The listing below should be printed exactly, every line of it. Skip the pictures.
* * * * * * *
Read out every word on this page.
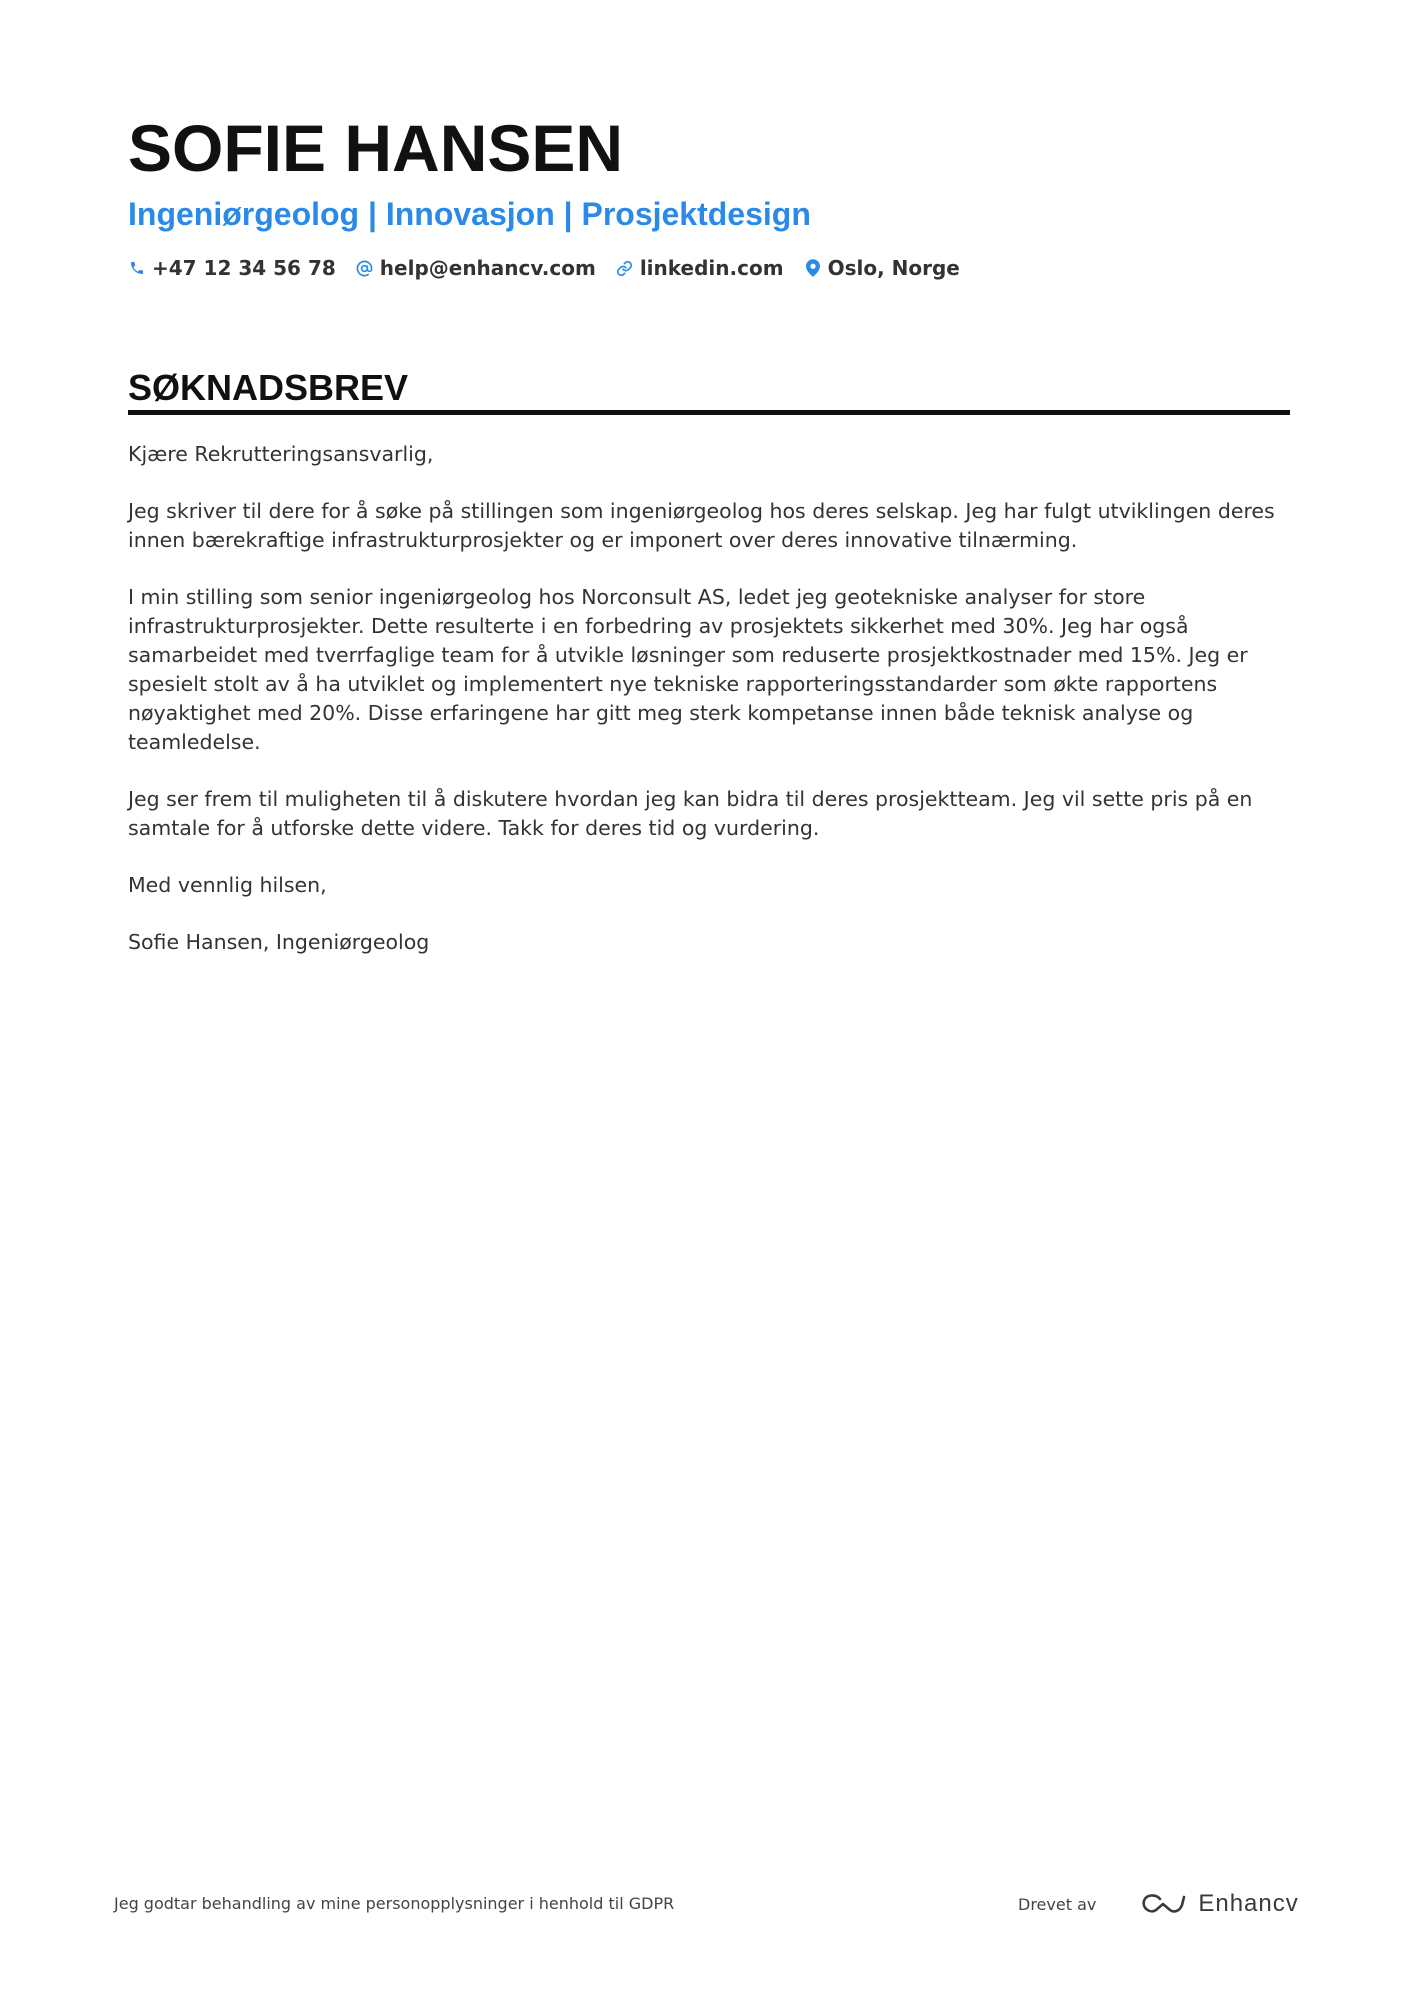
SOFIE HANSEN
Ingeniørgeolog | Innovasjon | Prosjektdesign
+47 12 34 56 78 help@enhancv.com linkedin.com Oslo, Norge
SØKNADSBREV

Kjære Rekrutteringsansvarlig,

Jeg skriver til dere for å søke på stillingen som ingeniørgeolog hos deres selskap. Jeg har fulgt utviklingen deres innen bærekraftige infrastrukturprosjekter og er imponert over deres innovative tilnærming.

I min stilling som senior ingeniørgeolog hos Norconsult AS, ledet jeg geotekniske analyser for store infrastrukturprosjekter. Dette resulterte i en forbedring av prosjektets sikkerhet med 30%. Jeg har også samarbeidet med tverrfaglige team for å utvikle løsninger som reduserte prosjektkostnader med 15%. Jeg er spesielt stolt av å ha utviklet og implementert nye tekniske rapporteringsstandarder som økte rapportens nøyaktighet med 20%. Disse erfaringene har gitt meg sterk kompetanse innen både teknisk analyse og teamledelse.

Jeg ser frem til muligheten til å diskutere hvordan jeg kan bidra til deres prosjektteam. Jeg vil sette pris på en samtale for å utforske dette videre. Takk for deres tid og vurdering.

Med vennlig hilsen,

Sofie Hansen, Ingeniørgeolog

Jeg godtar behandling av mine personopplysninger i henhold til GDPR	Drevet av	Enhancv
* * * * * * *
→ TASK SOLUTION:
Read out every word on this page.
SOFIE HANSEN
Ingeniørgeolog | Innovasjon | Prosjektdesign
+47 12 34 56 78 help@enhancv.com linkedin.com Oslo, Norge
SØKNADSBREV

Kjære Rekrutteringsansvarlig,

Jeg skriver til dere for å søke på stillingen som ingeniørgeolog hos deres selskap. Jeg har fulgt utviklingen deres innen bærekraftige infrastrukturprosjekter og er imponert over deres innovative tilnærming.

I min stilling som senior ingeniørgeolog hos Norconsult AS, ledet jeg geotekniske analyser for store infrastrukturprosjekter. Dette resulterte i en forbedring av prosjektets sikkerhet med 30%. Jeg har også samarbeidet med tverrfaglige team for å utvikle løsninger som reduserte prosjektkostnader med 15%. Jeg er spesielt stolt av å ha utviklet og implementert nye tekniske rapporteringsstandarder som økte rapportens nøyaktighet med 20%. Disse erfaringene har gitt meg sterk kompetanse innen både teknisk analyse og teamledelse.

Jeg ser frem til muligheten til å diskutere hvordan jeg kan bidra til deres prosjektteam. Jeg vil sette pris på en samtale for å utforske dette videre. Takk for deres tid og vurdering.

Med vennlig hilsen,

Sofie Hansen, Ingeniørgeolog

Jeg godtar behandling av mine personopplysninger i henhold til GDPR	Drevet av	Enhancv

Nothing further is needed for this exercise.